• Brief
Give an exact copy of every line, leaving images out.

• Dataset records
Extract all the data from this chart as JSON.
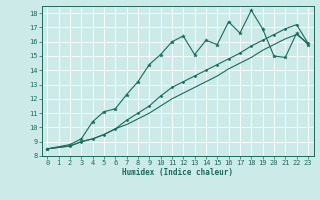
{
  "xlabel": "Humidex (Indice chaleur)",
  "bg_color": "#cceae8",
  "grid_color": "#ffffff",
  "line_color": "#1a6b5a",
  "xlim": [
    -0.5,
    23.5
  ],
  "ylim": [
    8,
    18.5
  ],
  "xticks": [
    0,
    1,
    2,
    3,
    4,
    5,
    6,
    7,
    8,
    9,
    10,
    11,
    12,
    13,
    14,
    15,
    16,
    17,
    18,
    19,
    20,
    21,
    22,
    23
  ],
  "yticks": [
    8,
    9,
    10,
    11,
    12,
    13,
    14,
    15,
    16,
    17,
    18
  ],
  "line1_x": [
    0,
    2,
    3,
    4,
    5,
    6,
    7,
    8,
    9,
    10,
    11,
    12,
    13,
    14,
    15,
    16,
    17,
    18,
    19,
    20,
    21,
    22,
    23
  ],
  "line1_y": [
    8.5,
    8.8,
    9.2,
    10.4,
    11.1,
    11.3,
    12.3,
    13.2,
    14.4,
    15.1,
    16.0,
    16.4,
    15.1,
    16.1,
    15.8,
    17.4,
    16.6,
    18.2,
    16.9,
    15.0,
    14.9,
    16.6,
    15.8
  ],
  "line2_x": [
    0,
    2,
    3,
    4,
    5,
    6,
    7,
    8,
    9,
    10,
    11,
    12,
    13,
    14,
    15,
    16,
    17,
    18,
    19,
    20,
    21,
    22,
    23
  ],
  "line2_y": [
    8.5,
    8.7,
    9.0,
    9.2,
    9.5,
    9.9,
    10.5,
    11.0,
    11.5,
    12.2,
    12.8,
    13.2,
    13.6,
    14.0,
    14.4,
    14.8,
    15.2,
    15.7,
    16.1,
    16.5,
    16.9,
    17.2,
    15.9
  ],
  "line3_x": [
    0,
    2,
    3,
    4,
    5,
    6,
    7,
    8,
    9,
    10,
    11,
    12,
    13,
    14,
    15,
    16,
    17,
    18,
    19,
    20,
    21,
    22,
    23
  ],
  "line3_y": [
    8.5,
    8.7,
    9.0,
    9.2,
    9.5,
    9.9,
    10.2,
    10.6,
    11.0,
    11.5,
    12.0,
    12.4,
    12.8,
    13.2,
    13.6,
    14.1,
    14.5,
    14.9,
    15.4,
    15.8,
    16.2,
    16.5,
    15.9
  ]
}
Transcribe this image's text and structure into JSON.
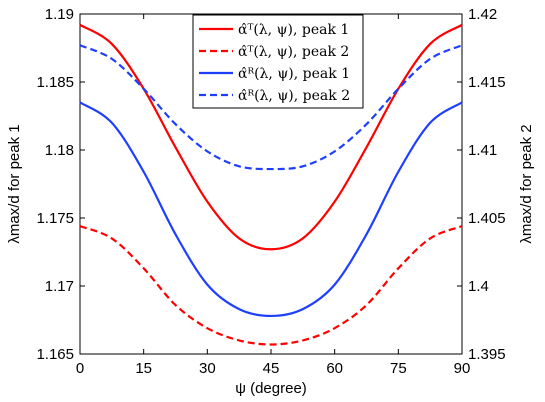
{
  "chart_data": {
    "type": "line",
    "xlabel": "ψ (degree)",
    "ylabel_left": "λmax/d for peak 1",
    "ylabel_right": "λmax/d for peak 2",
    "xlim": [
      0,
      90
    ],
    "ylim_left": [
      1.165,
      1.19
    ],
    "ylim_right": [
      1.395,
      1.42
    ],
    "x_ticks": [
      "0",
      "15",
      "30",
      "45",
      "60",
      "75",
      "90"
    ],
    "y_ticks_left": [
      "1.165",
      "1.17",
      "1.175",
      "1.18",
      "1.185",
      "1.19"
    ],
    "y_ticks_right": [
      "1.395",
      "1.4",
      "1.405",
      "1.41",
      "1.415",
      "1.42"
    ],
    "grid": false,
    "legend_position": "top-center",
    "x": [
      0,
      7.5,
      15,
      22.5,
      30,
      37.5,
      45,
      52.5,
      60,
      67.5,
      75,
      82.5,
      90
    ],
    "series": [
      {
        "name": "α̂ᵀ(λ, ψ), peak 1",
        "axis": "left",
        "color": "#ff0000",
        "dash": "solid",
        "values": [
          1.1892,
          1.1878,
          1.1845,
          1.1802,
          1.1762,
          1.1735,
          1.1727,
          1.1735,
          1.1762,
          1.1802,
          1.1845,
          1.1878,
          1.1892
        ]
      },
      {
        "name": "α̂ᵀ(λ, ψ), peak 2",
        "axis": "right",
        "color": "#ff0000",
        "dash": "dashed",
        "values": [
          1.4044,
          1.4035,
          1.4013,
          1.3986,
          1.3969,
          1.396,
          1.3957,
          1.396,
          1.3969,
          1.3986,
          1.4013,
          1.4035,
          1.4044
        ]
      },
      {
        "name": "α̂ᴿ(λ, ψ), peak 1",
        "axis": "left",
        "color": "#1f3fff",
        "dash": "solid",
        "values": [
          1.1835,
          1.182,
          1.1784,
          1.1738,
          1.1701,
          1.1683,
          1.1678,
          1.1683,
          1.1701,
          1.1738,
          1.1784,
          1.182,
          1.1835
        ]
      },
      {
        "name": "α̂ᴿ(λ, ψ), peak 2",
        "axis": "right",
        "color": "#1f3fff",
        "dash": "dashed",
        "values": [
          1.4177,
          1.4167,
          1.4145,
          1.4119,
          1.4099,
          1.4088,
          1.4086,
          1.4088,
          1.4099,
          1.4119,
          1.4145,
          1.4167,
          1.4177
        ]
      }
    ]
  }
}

• Result for this exercise
Extract all the data from this chart as JSON.
{
  "xlabel": "Humidex (Indice chaleur)",
  "bg_color": "#cceae8",
  "grid_color": "#ffffff",
  "line_color": "#1a6b5a",
  "xlim": [
    -0.5,
    23.5
  ],
  "ylim": [
    8,
    18.5
  ],
  "xticks": [
    0,
    1,
    2,
    3,
    4,
    5,
    6,
    7,
    8,
    9,
    10,
    11,
    12,
    13,
    14,
    15,
    16,
    17,
    18,
    19,
    20,
    21,
    22,
    23
  ],
  "yticks": [
    8,
    9,
    10,
    11,
    12,
    13,
    14,
    15,
    16,
    17,
    18
  ],
  "line1_x": [
    0,
    2,
    3,
    4,
    5,
    6,
    7,
    8,
    9,
    10,
    11,
    12,
    13,
    14,
    15,
    16,
    17,
    18,
    19,
    20,
    21,
    22,
    23
  ],
  "line1_y": [
    8.5,
    8.8,
    9.2,
    10.4,
    11.1,
    11.3,
    12.3,
    13.2,
    14.4,
    15.1,
    16.0,
    16.4,
    15.1,
    16.1,
    15.8,
    17.4,
    16.6,
    18.2,
    16.9,
    15.0,
    14.9,
    16.6,
    15.8
  ],
  "line2_x": [
    0,
    2,
    3,
    4,
    5,
    6,
    7,
    8,
    9,
    10,
    11,
    12,
    13,
    14,
    15,
    16,
    17,
    18,
    19,
    20,
    21,
    22,
    23
  ],
  "line2_y": [
    8.5,
    8.7,
    9.0,
    9.2,
    9.5,
    9.9,
    10.5,
    11.0,
    11.5,
    12.2,
    12.8,
    13.2,
    13.6,
    14.0,
    14.4,
    14.8,
    15.2,
    15.7,
    16.1,
    16.5,
    16.9,
    17.2,
    15.9
  ],
  "line3_x": [
    0,
    2,
    3,
    4,
    5,
    6,
    7,
    8,
    9,
    10,
    11,
    12,
    13,
    14,
    15,
    16,
    17,
    18,
    19,
    20,
    21,
    22,
    23
  ],
  "line3_y": [
    8.5,
    8.7,
    9.0,
    9.2,
    9.5,
    9.9,
    10.2,
    10.6,
    11.0,
    11.5,
    12.0,
    12.4,
    12.8,
    13.2,
    13.6,
    14.1,
    14.5,
    14.9,
    15.4,
    15.8,
    16.2,
    16.5,
    15.9
  ]
}
Transcribe this image's text and structure into JSON.
{
  "chart_data": {
    "type": "line",
    "xlabel": "ψ (degree)",
    "ylabel_left": "λmax/d for peak 1",
    "ylabel_right": "λmax/d for peak 2",
    "xlim": [
      0,
      90
    ],
    "ylim_left": [
      1.165,
      1.19
    ],
    "ylim_right": [
      1.395,
      1.42
    ],
    "x_ticks": [
      "0",
      "15",
      "30",
      "45",
      "60",
      "75",
      "90"
    ],
    "y_ticks_left": [
      "1.165",
      "1.17",
      "1.175",
      "1.18",
      "1.185",
      "1.19"
    ],
    "y_ticks_right": [
      "1.395",
      "1.4",
      "1.405",
      "1.41",
      "1.415",
      "1.42"
    ],
    "grid": false,
    "legend_position": "top-center",
    "x": [
      0,
      7.5,
      15,
      22.5,
      30,
      37.5,
      45,
      52.5,
      60,
      67.5,
      75,
      82.5,
      90
    ],
    "series": [
      {
        "name": "α̂ᵀ(λ, ψ), peak 1",
        "axis": "left",
        "color": "#ff0000",
        "dash": "solid",
        "values": [
          1.1892,
          1.1878,
          1.1845,
          1.1802,
          1.1762,
          1.1735,
          1.1727,
          1.1735,
          1.1762,
          1.1802,
          1.1845,
          1.1878,
          1.1892
        ]
      },
      {
        "name": "α̂ᵀ(λ, ψ), peak 2",
        "axis": "right",
        "color": "#ff0000",
        "dash": "dashed",
        "values": [
          1.4044,
          1.4035,
          1.4013,
          1.3986,
          1.3969,
          1.396,
          1.3957,
          1.396,
          1.3969,
          1.3986,
          1.4013,
          1.4035,
          1.4044
        ]
      },
      {
        "name": "α̂ᴿ(λ, ψ), peak 1",
        "axis": "left",
        "color": "#1f3fff",
        "dash": "solid",
        "values": [
          1.1835,
          1.182,
          1.1784,
          1.1738,
          1.1701,
          1.1683,
          1.1678,
          1.1683,
          1.1701,
          1.1738,
          1.1784,
          1.182,
          1.1835
        ]
      },
      {
        "name": "α̂ᴿ(λ, ψ), peak 2",
        "axis": "right",
        "color": "#1f3fff",
        "dash": "dashed",
        "values": [
          1.4177,
          1.4167,
          1.4145,
          1.4119,
          1.4099,
          1.4088,
          1.4086,
          1.4088,
          1.4099,
          1.4119,
          1.4145,
          1.4167,
          1.4177
        ]
      }
    ]
  }
}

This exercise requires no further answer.